● **Aim of the task**
Restate, word for word, every line of the data.

● **The records**
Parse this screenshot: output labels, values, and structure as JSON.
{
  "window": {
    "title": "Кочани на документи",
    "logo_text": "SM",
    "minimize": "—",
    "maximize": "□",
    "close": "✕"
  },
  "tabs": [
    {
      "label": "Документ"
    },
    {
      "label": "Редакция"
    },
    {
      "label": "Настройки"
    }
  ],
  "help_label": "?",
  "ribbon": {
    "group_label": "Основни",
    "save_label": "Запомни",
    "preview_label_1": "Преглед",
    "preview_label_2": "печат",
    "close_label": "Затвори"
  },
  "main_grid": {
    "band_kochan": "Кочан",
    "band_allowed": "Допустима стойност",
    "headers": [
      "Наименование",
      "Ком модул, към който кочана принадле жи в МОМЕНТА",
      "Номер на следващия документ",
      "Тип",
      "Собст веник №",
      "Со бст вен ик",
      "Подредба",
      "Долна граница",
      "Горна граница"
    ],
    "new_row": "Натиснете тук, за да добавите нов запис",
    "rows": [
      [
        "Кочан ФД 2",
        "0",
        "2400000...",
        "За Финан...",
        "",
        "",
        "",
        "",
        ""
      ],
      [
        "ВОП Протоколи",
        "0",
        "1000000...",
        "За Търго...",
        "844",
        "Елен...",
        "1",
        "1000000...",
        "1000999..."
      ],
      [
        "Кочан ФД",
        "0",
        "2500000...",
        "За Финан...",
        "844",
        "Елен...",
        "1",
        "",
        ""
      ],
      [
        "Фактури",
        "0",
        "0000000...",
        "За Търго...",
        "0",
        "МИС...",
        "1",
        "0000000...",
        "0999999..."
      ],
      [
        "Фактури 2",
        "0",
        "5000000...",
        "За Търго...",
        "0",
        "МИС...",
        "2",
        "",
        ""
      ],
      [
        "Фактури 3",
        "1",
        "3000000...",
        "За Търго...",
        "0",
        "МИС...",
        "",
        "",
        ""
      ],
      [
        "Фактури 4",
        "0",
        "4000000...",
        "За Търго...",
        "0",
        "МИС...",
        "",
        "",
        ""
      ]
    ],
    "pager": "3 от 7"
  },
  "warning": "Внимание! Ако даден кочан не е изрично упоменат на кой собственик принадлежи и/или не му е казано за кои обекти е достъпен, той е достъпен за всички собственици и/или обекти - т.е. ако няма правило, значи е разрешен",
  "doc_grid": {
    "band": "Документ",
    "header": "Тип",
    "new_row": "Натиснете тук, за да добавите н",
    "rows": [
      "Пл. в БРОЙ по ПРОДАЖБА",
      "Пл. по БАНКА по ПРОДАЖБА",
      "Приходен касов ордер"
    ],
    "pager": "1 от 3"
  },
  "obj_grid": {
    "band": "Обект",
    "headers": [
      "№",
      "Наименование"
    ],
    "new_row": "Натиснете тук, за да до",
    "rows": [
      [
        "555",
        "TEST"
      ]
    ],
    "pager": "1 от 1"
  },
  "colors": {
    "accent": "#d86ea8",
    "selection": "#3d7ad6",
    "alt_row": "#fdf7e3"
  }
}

● **Solution to this exercise**
Parse this screenshot: output labels, values, and structure as JSON.
{
  "window": {
    "title": "Кочани на документи",
    "logo_text": "SM",
    "minimize": "—",
    "maximize": "□",
    "close": "✕"
  },
  "tabs": [
    {
      "label": "Документ"
    },
    {
      "label": "Редакция"
    },
    {
      "label": "Настройки"
    }
  ],
  "help_label": "?",
  "ribbon": {
    "group_label": "Основни",
    "save_label": "Запомни",
    "preview_label_1": "Преглед",
    "preview_label_2": "печат",
    "close_label": "Затвори"
  },
  "main_grid": {
    "band_kochan": "Кочан",
    "band_allowed": "Допустима стойност",
    "headers": [
      "Наименование",
      "Ком модул, към който кочана принадле жи в МОМЕНТА",
      "Номер на следващия документ",
      "Тип",
      "Собст веник №",
      "Со бст вен ик",
      "Подредба",
      "Долна граница",
      "Горна граница"
    ],
    "new_row": "Натиснете тук, за да добавите нов запис",
    "rows": [
      [
        "Кочан ФД 2",
        "0",
        "2400000...",
        "За Финан...",
        "",
        "",
        "",
        "",
        ""
      ],
      [
        "ВОП Протоколи",
        "0",
        "1000000...",
        "За Търго...",
        "844",
        "Елен...",
        "1",
        "1000000...",
        "1000999..."
      ],
      [
        "Кочан ФД",
        "0",
        "2500000...",
        "За Финан...",
        "844",
        "Елен...",
        "1",
        "",
        ""
      ],
      [
        "Фактури",
        "0",
        "0000000...",
        "За Търго...",
        "0",
        "МИС...",
        "1",
        "0000000...",
        "0999999..."
      ],
      [
        "Фактури 2",
        "0",
        "5000000...",
        "За Търго...",
        "0",
        "МИС...",
        "2",
        "",
        ""
      ],
      [
        "Фактури 3",
        "1",
        "3000000...",
        "За Търго...",
        "0",
        "МИС...",
        "",
        "",
        ""
      ],
      [
        "Фактури 4",
        "0",
        "4000000...",
        "За Търго...",
        "0",
        "МИС...",
        "",
        "",
        ""
      ]
    ],
    "pager": "3 от 7"
  },
  "warning": "Внимание! Ако даден кочан не е изрично упоменат на кой собственик принадлежи и/или не му е казано за кои обекти е достъпен, той е достъпен за всички собственици и/или обекти - т.е. ако няма правило, значи е разрешен",
  "doc_grid": {
    "band": "Документ",
    "header": "Тип",
    "new_row": "Натиснете тук, за да добавите н",
    "rows": [
      "Пл. в БРОЙ по ПРОДАЖБА",
      "Пл. по БАНКА по ПРОДАЖБА",
      "Приходен касов ордер"
    ],
    "pager": "1 от 3"
  },
  "obj_grid": {
    "band": "Обект",
    "headers": [
      "№",
      "Наименование"
    ],
    "new_row": "Натиснете тук, за да до",
    "rows": [
      [
        "555",
        "TEST"
      ]
    ],
    "pager": "1 от 1"
  },
  "colors": {
    "accent": "#d86ea8",
    "selection": "#3d7ad6",
    "alt_row": "#fdf7e3"
  }
}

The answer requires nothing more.